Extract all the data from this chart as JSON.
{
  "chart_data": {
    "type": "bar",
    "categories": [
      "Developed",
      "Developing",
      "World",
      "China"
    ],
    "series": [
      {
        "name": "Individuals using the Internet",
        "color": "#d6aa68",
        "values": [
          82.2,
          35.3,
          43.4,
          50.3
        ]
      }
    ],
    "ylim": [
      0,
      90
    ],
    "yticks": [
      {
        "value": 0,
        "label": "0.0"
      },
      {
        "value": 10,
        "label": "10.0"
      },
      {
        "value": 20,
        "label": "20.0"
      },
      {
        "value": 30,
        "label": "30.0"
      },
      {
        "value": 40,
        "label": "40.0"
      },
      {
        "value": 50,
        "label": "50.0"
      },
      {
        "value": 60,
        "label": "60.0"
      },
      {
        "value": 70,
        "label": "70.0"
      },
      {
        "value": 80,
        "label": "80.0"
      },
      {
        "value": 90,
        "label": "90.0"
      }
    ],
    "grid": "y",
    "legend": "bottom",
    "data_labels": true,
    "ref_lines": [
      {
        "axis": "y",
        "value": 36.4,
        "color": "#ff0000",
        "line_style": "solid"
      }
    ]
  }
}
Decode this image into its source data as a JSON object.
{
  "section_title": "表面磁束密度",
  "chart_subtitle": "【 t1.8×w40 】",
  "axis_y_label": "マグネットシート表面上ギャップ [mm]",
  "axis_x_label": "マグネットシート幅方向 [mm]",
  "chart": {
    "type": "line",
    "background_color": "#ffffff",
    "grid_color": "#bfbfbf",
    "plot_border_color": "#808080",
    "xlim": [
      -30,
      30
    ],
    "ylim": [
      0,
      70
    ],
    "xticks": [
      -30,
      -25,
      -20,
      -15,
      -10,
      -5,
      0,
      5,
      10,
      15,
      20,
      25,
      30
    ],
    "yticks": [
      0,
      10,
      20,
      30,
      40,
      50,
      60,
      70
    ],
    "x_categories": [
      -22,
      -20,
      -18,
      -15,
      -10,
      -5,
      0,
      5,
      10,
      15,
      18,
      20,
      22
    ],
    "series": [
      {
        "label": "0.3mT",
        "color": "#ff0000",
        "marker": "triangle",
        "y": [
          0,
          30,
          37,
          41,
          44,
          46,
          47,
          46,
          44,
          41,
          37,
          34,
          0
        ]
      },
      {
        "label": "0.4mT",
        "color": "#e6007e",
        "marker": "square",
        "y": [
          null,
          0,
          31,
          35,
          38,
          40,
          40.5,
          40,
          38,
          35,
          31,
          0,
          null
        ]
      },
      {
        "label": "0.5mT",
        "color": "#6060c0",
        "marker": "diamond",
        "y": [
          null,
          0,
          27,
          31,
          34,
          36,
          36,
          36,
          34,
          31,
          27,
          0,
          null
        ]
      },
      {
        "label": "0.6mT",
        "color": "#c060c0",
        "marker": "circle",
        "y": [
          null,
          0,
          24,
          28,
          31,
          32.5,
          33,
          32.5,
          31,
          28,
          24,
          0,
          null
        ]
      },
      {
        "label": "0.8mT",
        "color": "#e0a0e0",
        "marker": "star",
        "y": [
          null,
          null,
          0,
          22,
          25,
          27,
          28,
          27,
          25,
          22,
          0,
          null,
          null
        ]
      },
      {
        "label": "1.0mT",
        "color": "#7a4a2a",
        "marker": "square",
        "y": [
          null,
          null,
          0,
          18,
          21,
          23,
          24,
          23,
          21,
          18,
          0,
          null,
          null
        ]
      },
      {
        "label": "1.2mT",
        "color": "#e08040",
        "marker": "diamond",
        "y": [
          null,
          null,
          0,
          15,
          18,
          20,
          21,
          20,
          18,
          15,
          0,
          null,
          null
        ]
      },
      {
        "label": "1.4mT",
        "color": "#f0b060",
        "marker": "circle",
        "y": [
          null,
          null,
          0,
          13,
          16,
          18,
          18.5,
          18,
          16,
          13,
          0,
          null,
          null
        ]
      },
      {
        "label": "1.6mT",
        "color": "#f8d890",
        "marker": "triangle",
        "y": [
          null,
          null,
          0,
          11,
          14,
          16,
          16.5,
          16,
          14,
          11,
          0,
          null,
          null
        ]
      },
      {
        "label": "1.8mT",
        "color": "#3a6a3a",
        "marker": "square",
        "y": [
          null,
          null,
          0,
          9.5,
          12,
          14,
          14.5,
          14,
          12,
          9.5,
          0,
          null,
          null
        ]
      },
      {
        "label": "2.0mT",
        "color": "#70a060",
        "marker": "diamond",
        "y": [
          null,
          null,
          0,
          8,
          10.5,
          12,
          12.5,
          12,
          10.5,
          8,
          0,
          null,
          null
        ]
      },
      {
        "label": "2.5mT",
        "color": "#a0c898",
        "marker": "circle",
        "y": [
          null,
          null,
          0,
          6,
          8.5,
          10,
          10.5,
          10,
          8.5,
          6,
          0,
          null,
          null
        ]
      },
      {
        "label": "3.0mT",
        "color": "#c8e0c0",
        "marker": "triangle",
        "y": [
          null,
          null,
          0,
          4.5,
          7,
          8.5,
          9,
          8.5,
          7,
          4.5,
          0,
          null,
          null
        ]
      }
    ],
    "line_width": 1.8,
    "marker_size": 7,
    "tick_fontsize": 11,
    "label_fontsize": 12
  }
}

*TASK*. Quote every record above exactly.

*PROBLEM SOLUTION*.
Extract all the data from this chart as JSON.
{
  "chart_data": {
    "type": "bar",
    "categories": [
      "Developed",
      "Developing",
      "World",
      "China"
    ],
    "series": [
      {
        "name": "Individuals using the Internet",
        "color": "#d6aa68",
        "values": [
          82.2,
          35.3,
          43.4,
          50.3
        ]
      }
    ],
    "ylim": [
      0,
      90
    ],
    "yticks": [
      {
        "value": 0,
        "label": "0.0"
      },
      {
        "value": 10,
        "label": "10.0"
      },
      {
        "value": 20,
        "label": "20.0"
      },
      {
        "value": 30,
        "label": "30.0"
      },
      {
        "value": 40,
        "label": "40.0"
      },
      {
        "value": 50,
        "label": "50.0"
      },
      {
        "value": 60,
        "label": "60.0"
      },
      {
        "value": 70,
        "label": "70.0"
      },
      {
        "value": 80,
        "label": "80.0"
      },
      {
        "value": 90,
        "label": "90.0"
      }
    ],
    "grid": "y",
    "legend": "bottom",
    "data_labels": true,
    "ref_lines": [
      {
        "axis": "y",
        "value": 36.4,
        "color": "#ff0000",
        "line_style": "solid"
      }
    ]
  }
}
Decode this image into its source data as a JSON object.
{
  "section_title": "表面磁束密度",
  "chart_subtitle": "【 t1.8×w40 】",
  "axis_y_label": "マグネットシート表面上ギャップ [mm]",
  "axis_x_label": "マグネットシート幅方向 [mm]",
  "chart": {
    "type": "line",
    "background_color": "#ffffff",
    "grid_color": "#bfbfbf",
    "plot_border_color": "#808080",
    "xlim": [
      -30,
      30
    ],
    "ylim": [
      0,
      70
    ],
    "xticks": [
      -30,
      -25,
      -20,
      -15,
      -10,
      -5,
      0,
      5,
      10,
      15,
      20,
      25,
      30
    ],
    "yticks": [
      0,
      10,
      20,
      30,
      40,
      50,
      60,
      70
    ],
    "x_categories": [
      -22,
      -20,
      -18,
      -15,
      -10,
      -5,
      0,
      5,
      10,
      15,
      18,
      20,
      22
    ],
    "series": [
      {
        "label": "0.3mT",
        "color": "#ff0000",
        "marker": "triangle",
        "y": [
          0,
          30,
          37,
          41,
          44,
          46,
          47,
          46,
          44,
          41,
          37,
          34,
          0
        ]
      },
      {
        "label": "0.4mT",
        "color": "#e6007e",
        "marker": "square",
        "y": [
          null,
          0,
          31,
          35,
          38,
          40,
          40.5,
          40,
          38,
          35,
          31,
          0,
          null
        ]
      },
      {
        "label": "0.5mT",
        "color": "#6060c0",
        "marker": "diamond",
        "y": [
          null,
          0,
          27,
          31,
          34,
          36,
          36,
          36,
          34,
          31,
          27,
          0,
          null
        ]
      },
      {
        "label": "0.6mT",
        "color": "#c060c0",
        "marker": "circle",
        "y": [
          null,
          0,
          24,
          28,
          31,
          32.5,
          33,
          32.5,
          31,
          28,
          24,
          0,
          null
        ]
      },
      {
        "label": "0.8mT",
        "color": "#e0a0e0",
        "marker": "star",
        "y": [
          null,
          null,
          0,
          22,
          25,
          27,
          28,
          27,
          25,
          22,
          0,
          null,
          null
        ]
      },
      {
        "label": "1.0mT",
        "color": "#7a4a2a",
        "marker": "square",
        "y": [
          null,
          null,
          0,
          18,
          21,
          23,
          24,
          23,
          21,
          18,
          0,
          null,
          null
        ]
      },
      {
        "label": "1.2mT",
        "color": "#e08040",
        "marker": "diamond",
        "y": [
          null,
          null,
          0,
          15,
          18,
          20,
          21,
          20,
          18,
          15,
          0,
          null,
          null
        ]
      },
      {
        "label": "1.4mT",
        "color": "#f0b060",
        "marker": "circle",
        "y": [
          null,
          null,
          0,
          13,
          16,
          18,
          18.5,
          18,
          16,
          13,
          0,
          null,
          null
        ]
      },
      {
        "label": "1.6mT",
        "color": "#f8d890",
        "marker": "triangle",
        "y": [
          null,
          null,
          0,
          11,
          14,
          16,
          16.5,
          16,
          14,
          11,
          0,
          null,
          null
        ]
      },
      {
        "label": "1.8mT",
        "color": "#3a6a3a",
        "marker": "square",
        "y": [
          null,
          null,
          0,
          9.5,
          12,
          14,
          14.5,
          14,
          12,
          9.5,
          0,
          null,
          null
        ]
      },
      {
        "label": "2.0mT",
        "color": "#70a060",
        "marker": "diamond",
        "y": [
          null,
          null,
          0,
          8,
          10.5,
          12,
          12.5,
          12,
          10.5,
          8,
          0,
          null,
          null
        ]
      },
      {
        "label": "2.5mT",
        "color": "#a0c898",
        "marker": "circle",
        "y": [
          null,
          null,
          0,
          6,
          8.5,
          10,
          10.5,
          10,
          8.5,
          6,
          0,
          null,
          null
        ]
      },
      {
        "label": "3.0mT",
        "color": "#c8e0c0",
        "marker": "triangle",
        "y": [
          null,
          null,
          0,
          4.5,
          7,
          8.5,
          9,
          8.5,
          7,
          4.5,
          0,
          null,
          null
        ]
      }
    ],
    "line_width": 1.8,
    "marker_size": 7,
    "tick_fontsize": 11,
    "label_fontsize": 12
  }
}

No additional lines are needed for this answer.